= REQUIREMENT =
Locate every line that holds the string "name" and copy it.

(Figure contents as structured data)
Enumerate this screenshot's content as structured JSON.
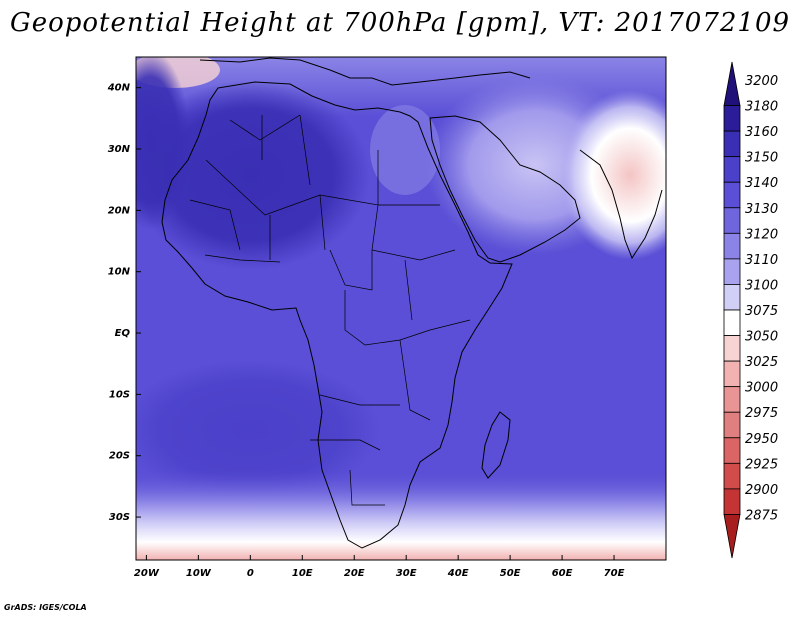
{
  "title": "Geopotential Height at 700hPa [gpm], VT: 2017072109",
  "credit": "GrADS: IGES/COLA",
  "map": {
    "region": "Africa, Arabian Peninsula and Southern Europe",
    "lon_range": [
      -22,
      80
    ],
    "lat_range": [
      -37,
      45
    ],
    "lat_ticks": [
      {
        "value": 40,
        "label": "40N"
      },
      {
        "value": 30,
        "label": "30N"
      },
      {
        "value": 20,
        "label": "20N"
      },
      {
        "value": 10,
        "label": "10N"
      },
      {
        "value": 0,
        "label": "EQ"
      },
      {
        "value": -10,
        "label": "10S"
      },
      {
        "value": -20,
        "label": "20S"
      },
      {
        "value": -30,
        "label": "30S"
      }
    ],
    "lon_ticks": [
      {
        "value": -20,
        "label": "20W"
      },
      {
        "value": -10,
        "label": "10W"
      },
      {
        "value": 0,
        "label": "0"
      },
      {
        "value": 10,
        "label": "10E"
      },
      {
        "value": 20,
        "label": "20E"
      },
      {
        "value": 30,
        "label": "30E"
      },
      {
        "value": 40,
        "label": "40E"
      },
      {
        "value": 50,
        "label": "50E"
      },
      {
        "value": 60,
        "label": "60E"
      },
      {
        "value": 70,
        "label": "70E"
      }
    ],
    "base_fill": "#5a4fd6",
    "regions": [
      {
        "name": "sahara-high",
        "value": 3170,
        "color": "#3a2fb4"
      },
      {
        "name": "south-atlantic",
        "value": 3150,
        "color": "#4b40c9"
      },
      {
        "name": "arabia-low",
        "value": 3110,
        "color": "#a9a2ee"
      },
      {
        "name": "india-low",
        "value": 3050,
        "color": "#f2c0c0"
      },
      {
        "name": "southern-ocean-low",
        "value": 2975,
        "color": "#e07f7f"
      }
    ]
  },
  "colorbar": {
    "levels": [
      {
        "label": "3200",
        "color": "#20107a"
      },
      {
        "label": "3180",
        "color": "#2b1d99"
      },
      {
        "label": "3160",
        "color": "#3a2fb4"
      },
      {
        "label": "3150",
        "color": "#4b40c9"
      },
      {
        "label": "3140",
        "color": "#5a4fd6"
      },
      {
        "label": "3130",
        "color": "#6f66dd"
      },
      {
        "label": "3120",
        "color": "#8b84e6"
      },
      {
        "label": "3110",
        "color": "#a9a2ee"
      },
      {
        "label": "3100",
        "color": "#d2cff7"
      },
      {
        "label": "3075",
        "color": "#ffffff"
      },
      {
        "label": "3050",
        "color": "#f7d3d3"
      },
      {
        "label": "3025",
        "color": "#f2b2b2"
      },
      {
        "label": "3000",
        "color": "#ea9595"
      },
      {
        "label": "2975",
        "color": "#e07f7f"
      },
      {
        "label": "2950",
        "color": "#db6464"
      },
      {
        "label": "2925",
        "color": "#d24c4c"
      },
      {
        "label": "2900",
        "color": "#c43434"
      },
      {
        "label": "2875",
        "color": "#a81e1e"
      }
    ]
  }
}
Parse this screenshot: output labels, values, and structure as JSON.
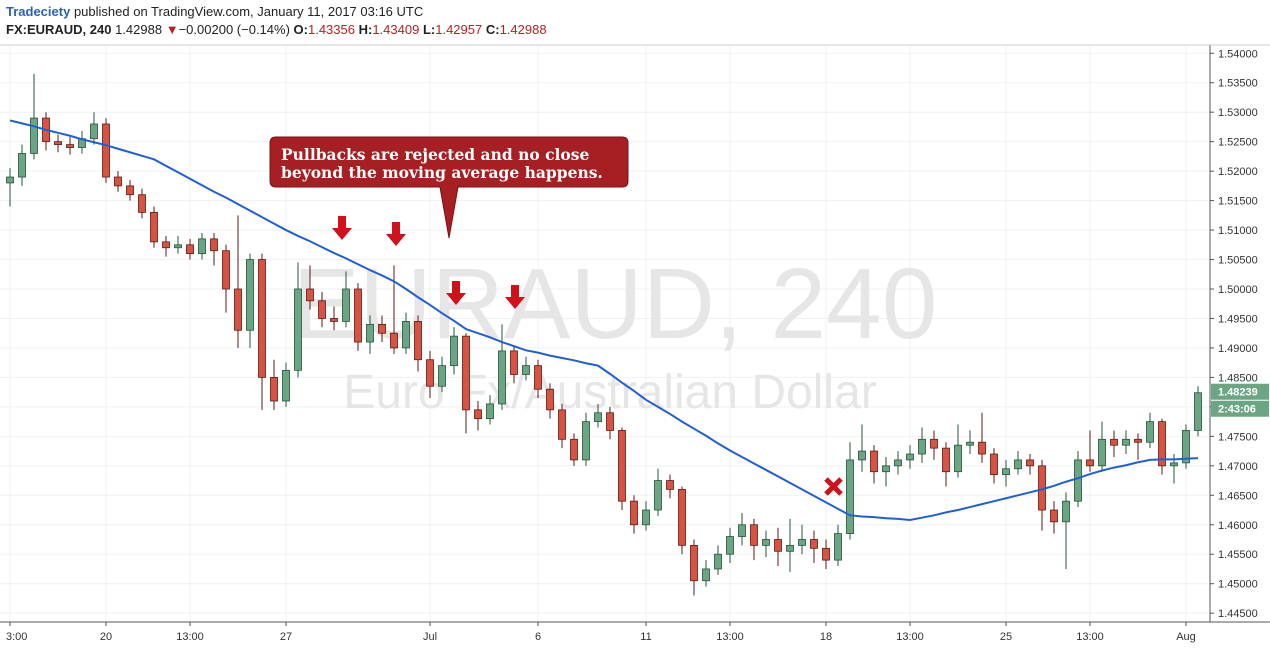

= ANSWER TO THE TASK =
        "name": "sahara-high",
        "name": "south-atlantic",
        "name": "arabia-low",
        "name": "india-low",
        "name": "southern-ocean-low",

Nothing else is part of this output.